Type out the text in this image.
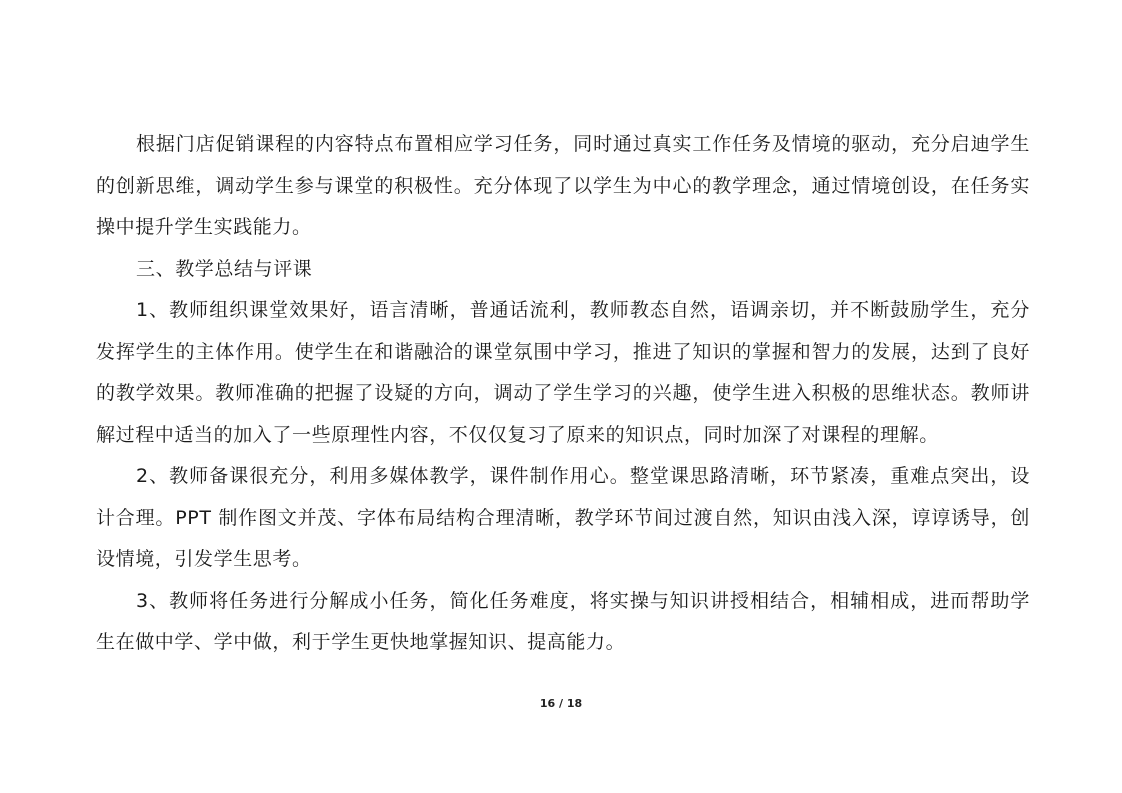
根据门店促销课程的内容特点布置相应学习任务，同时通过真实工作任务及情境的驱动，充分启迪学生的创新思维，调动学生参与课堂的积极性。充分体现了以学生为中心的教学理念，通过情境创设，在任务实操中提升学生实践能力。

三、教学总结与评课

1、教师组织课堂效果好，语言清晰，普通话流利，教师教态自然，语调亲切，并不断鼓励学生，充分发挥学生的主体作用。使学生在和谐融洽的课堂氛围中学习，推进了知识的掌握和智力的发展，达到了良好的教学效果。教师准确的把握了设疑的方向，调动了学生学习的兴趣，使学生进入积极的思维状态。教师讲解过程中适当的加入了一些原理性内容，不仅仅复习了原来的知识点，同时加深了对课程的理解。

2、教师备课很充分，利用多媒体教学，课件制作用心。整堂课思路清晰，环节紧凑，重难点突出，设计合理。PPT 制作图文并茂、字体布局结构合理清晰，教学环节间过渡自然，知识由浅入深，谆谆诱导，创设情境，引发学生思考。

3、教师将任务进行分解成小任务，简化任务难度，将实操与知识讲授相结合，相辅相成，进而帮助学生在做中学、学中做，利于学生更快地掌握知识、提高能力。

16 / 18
--
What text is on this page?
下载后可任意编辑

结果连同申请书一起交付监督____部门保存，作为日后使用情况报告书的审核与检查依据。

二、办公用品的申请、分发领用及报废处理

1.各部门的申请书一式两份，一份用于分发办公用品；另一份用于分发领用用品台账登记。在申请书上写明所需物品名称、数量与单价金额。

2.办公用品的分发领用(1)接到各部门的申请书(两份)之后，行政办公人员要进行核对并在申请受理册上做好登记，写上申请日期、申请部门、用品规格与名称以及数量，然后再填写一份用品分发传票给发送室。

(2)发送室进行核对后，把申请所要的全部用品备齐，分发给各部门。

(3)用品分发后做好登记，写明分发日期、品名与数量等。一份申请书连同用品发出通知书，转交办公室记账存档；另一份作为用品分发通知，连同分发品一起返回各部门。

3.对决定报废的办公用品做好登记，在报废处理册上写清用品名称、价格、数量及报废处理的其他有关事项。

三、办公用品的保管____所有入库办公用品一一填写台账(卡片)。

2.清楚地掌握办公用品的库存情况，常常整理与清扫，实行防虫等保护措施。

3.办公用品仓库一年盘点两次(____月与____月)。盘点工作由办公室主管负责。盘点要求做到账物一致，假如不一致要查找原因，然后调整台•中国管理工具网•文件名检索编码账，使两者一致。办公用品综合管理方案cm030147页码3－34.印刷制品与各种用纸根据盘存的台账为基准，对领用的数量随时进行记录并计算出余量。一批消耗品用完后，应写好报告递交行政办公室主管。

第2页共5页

• Exercise directions:
In the material above, find each line that contains the word "this", and select it.

• The response:
Type out the text in this image.
What text is on this page?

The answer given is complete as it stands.